GIVEN PROBLEM: Write out every line of the records below without any changes, leaving out the pictures.

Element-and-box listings
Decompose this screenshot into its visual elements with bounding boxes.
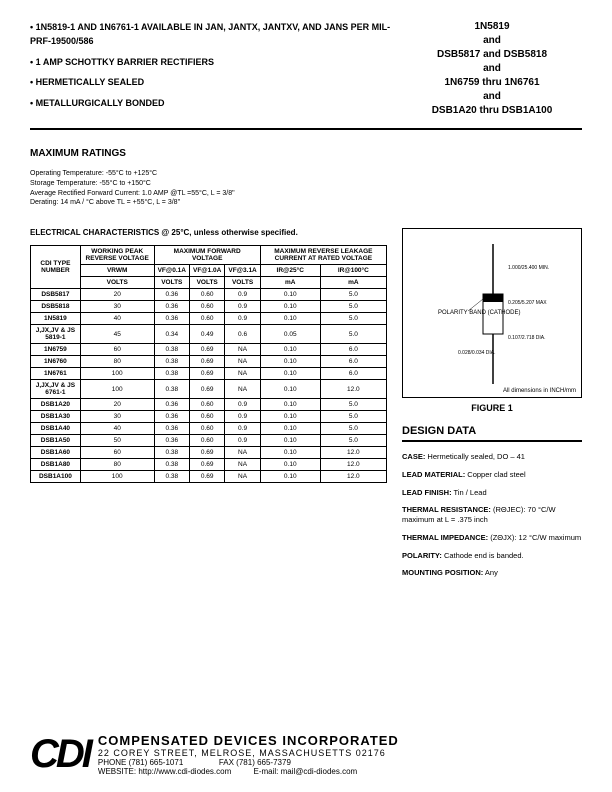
- table-row: DSB1A80800.380.69NA0.1012.0: [31, 459, 387, 471]
- feature-bullets: 1N5819-1 AND 1N6761-1 AVAILABLE IN JAN, …: [30, 20, 402, 118]
- table-row: 1N67611000.380.69NA0.106.0: [31, 368, 387, 380]
- figure-label: FIGURE 1: [402, 403, 582, 413]
- table-row: DSB1A50500.360.600.90.105.0: [31, 435, 387, 447]
- company-logo-icon: CDI: [30, 732, 90, 777]
- table-row: DSB5818300.360.600.90.105.0: [31, 301, 387, 313]
- table-row: DSB1A30300.360.600.90.105.0: [31, 411, 387, 423]
- bullet: 1 AMP SCHOTTKY BARRIER RECTIFIERS: [30, 55, 402, 69]
- table-row: 1N6760800.380.69NA0.106.0: [31, 356, 387, 368]
- table-body: DSB5817200.360.600.90.105.0DSB5818300.36…: [31, 289, 387, 483]
- table-row: J,JX,JV & JS 5819-1450.340.490.60.055.0: [31, 325, 387, 344]
- table-row: DSB5817200.360.600.90.105.0: [31, 289, 387, 301]
- electrical-table: CDI TYPE NUMBER WORKING PEAK REVERSE VOL…: [30, 245, 387, 483]
- part-numbers: 1N5819 and DSB5817 and DSB5818 and 1N675…: [402, 20, 582, 118]
- table-row: 1N5819400.360.600.90.105.0: [31, 313, 387, 325]
- footer: CDI COMPENSATED DEVICES INCORPORATED 22 …: [30, 732, 582, 777]
- svg-text:POLARITY BAND (CATHODE): POLARITY BAND (CATHODE): [438, 310, 520, 316]
- svg-text:0.205/5.207 MAX: 0.205/5.207 MAX: [508, 300, 547, 306]
- svg-text:0.028/0.034 DIA.: 0.028/0.034 DIA.: [458, 350, 496, 356]
- bullet: METALLURGICALLY BONDED: [30, 96, 402, 110]
- svg-text:0.107/2.718 DIA.: 0.107/2.718 DIA.: [508, 335, 546, 341]
- design-item: THERMAL IMPEDANCE: (ZΘJX): 12 °C/W maxim…: [402, 533, 582, 543]
- table-row: 1N6759600.380.69NA0.106.0: [31, 344, 387, 356]
- company-web: WEBSITE: http://www.cdi-diodes.com E-mai…: [98, 767, 582, 776]
- design-data-list: CASE: Hermetically sealed, DO – 41 LEAD M…: [402, 452, 582, 578]
- company-contact: PHONE (781) 665-1071 FAX (781) 665-7379: [98, 758, 582, 767]
- table-row: DSB1A1001000.380.69NA0.1012.0: [31, 471, 387, 483]
- diode-drawing-icon: POLARITY BAND (CATHODE) 0.205/5.207 MAX …: [433, 239, 553, 389]
- design-item: LEAD MATERIAL: Copper clad steel: [402, 470, 582, 480]
- electrical-title: ELECTRICAL CHARACTERISTICS @ 25°C, unles…: [30, 228, 387, 237]
- company-address: 22 COREY STREET, MELROSE, MASSACHUSETTS …: [98, 748, 582, 758]
- design-item: CASE: Hermetically sealed, DO – 41: [402, 452, 582, 462]
- design-item: THERMAL RESISTANCE: (RΘJEC): 70 °C/W max…: [402, 505, 582, 525]
- company-name: COMPENSATED DEVICES INCORPORATED: [98, 733, 582, 748]
- design-item: POLARITY: Cathode end is banded.: [402, 551, 582, 561]
- table-row: J,JX,JV & JS 6761-11000.380.69NA0.1012.0: [31, 380, 387, 399]
- table-row: DSB1A20200.360.600.90.105.0: [31, 399, 387, 411]
- design-data-title: DESIGN DATA: [402, 425, 582, 442]
- bullet: HERMETICALLY SEALED: [30, 75, 402, 89]
- svg-text:1.000/25.400 MIN.: 1.000/25.400 MIN.: [508, 265, 549, 271]
- figure-diagram: POLARITY BAND (CATHODE) 0.205/5.207 MAX …: [402, 228, 582, 398]
- max-ratings: Operating Temperature: -55°C to +125°C S…: [30, 169, 582, 208]
- bullet: 1N5819-1 AND 1N6761-1 AVAILABLE IN JAN, …: [30, 20, 402, 49]
- table-row: DSB1A40400.360.600.90.105.0: [31, 423, 387, 435]
- design-item: LEAD FINISH: Tin / Lead: [402, 488, 582, 498]
- table-row: DSB1A60600.380.69NA0.1012.0: [31, 447, 387, 459]
- design-item: MOUNTING POSITION: Any: [402, 568, 582, 578]
- max-ratings-title: MAXIMUM RATINGS: [30, 148, 582, 159]
- header: 1N5819-1 AND 1N6761-1 AVAILABLE IN JAN, …: [30, 20, 582, 130]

EXERCISE OUTPUT:
Decompose this screenshot into its visual elements with bounding boxes.
- table-row: DSB1A80800.380.69NA0.1012.0: [31, 459, 387, 471]
- feature-bullets: 1N5819-1 AND 1N6761-1 AVAILABLE IN JAN, …: [30, 20, 402, 118]
- table-row: 1N67611000.380.69NA0.106.0: [31, 368, 387, 380]
- figure-label: FIGURE 1: [402, 403, 582, 413]
- table-row: DSB1A50500.360.600.90.105.0: [31, 435, 387, 447]
- company-logo-icon: CDI: [30, 732, 90, 777]
- table-row: DSB5818300.360.600.90.105.0: [31, 301, 387, 313]
- table-row: DSB1A30300.360.600.90.105.0: [31, 411, 387, 423]
- bullet: 1 AMP SCHOTTKY BARRIER RECTIFIERS: [30, 55, 402, 69]
- table-row: 1N6760800.380.69NA0.106.0: [31, 356, 387, 368]
- table-body: DSB5817200.360.600.90.105.0DSB5818300.36…: [31, 289, 387, 483]
- table-row: J,JX,JV & JS 5819-1450.340.490.60.055.0: [31, 325, 387, 344]
- table-row: DSB5817200.360.600.90.105.0: [31, 289, 387, 301]
- electrical-table: CDI TYPE NUMBER WORKING PEAK REVERSE VOL…: [30, 245, 387, 483]
- part-numbers: 1N5819 and DSB5817 and DSB5818 and 1N675…: [402, 20, 582, 118]
- table-row: 1N5819400.360.600.90.105.0: [31, 313, 387, 325]
- footer: CDI COMPENSATED DEVICES INCORPORATED 22 …: [30, 732, 582, 777]
- svg-text:POLARITY BAND (CATHODE): POLARITY BAND (CATHODE): [438, 310, 520, 316]
- svg-text:0.205/5.207 MAX: 0.205/5.207 MAX: [508, 300, 547, 306]
- svg-text:0.028/0.034 DIA.: 0.028/0.034 DIA.: [458, 350, 496, 356]
- bullet: METALLURGICALLY BONDED: [30, 96, 402, 110]
- svg-text:0.107/2.718 DIA.: 0.107/2.718 DIA.: [508, 335, 546, 341]
- design-item: THERMAL IMPEDANCE: (ZΘJX): 12 °C/W maxim…: [402, 533, 582, 543]
- table-row: 1N6759600.380.69NA0.106.0: [31, 344, 387, 356]
- company-web: WEBSITE: http://www.cdi-diodes.com E-mai…: [98, 767, 582, 776]
- design-data-list: CASE: Hermetically sealed, DO – 41 LEAD M…: [402, 452, 582, 578]
- company-contact: PHONE (781) 665-1071 FAX (781) 665-7379: [98, 758, 582, 767]
- table-row: DSB1A1001000.380.69NA0.1012.0: [31, 471, 387, 483]
- diode-drawing-icon: POLARITY BAND (CATHODE) 0.205/5.207 MAX …: [433, 239, 553, 389]
- design-item: LEAD MATERIAL: Copper clad steel: [402, 470, 582, 480]
- electrical-title: ELECTRICAL CHARACTERISTICS @ 25°C, unles…: [30, 228, 387, 237]
- company-address: 22 COREY STREET, MELROSE, MASSACHUSETTS …: [98, 748, 582, 758]
- design-item: CASE: Hermetically sealed, DO – 41: [402, 452, 582, 462]
- design-item: THERMAL RESISTANCE: (RΘJEC): 70 °C/W max…: [402, 505, 582, 525]
- company-name: COMPENSATED DEVICES INCORPORATED: [98, 733, 582, 748]
- design-item: POLARITY: Cathode end is banded.: [402, 551, 582, 561]
- table-row: J,JX,JV & JS 6761-11000.380.69NA0.1012.0: [31, 380, 387, 399]
- table-row: DSB1A20200.360.600.90.105.0: [31, 399, 387, 411]
- design-data-title: DESIGN DATA: [402, 425, 582, 442]
- bullet: HERMETICALLY SEALED: [30, 75, 402, 89]
- svg-text:1.000/25.400 MIN.: 1.000/25.400 MIN.: [508, 265, 549, 271]
- figure-diagram: POLARITY BAND (CATHODE) 0.205/5.207 MAX …: [402, 228, 582, 398]
- max-ratings: Operating Temperature: -55°C to +125°C S…: [30, 169, 582, 208]
- bullet: 1N5819-1 AND 1N6761-1 AVAILABLE IN JAN, …: [30, 20, 402, 49]
- table-row: DSB1A40400.360.600.90.105.0: [31, 423, 387, 435]
- design-item: LEAD FINISH: Tin / Lead: [402, 488, 582, 498]
- table-row: DSB1A60600.380.69NA0.1012.0: [31, 447, 387, 459]
- design-item: MOUNTING POSITION: Any: [402, 568, 582, 578]
- max-ratings-title: MAXIMUM RATINGS: [30, 148, 582, 159]
- header: 1N5819-1 AND 1N6761-1 AVAILABLE IN JAN, …: [30, 20, 582, 130]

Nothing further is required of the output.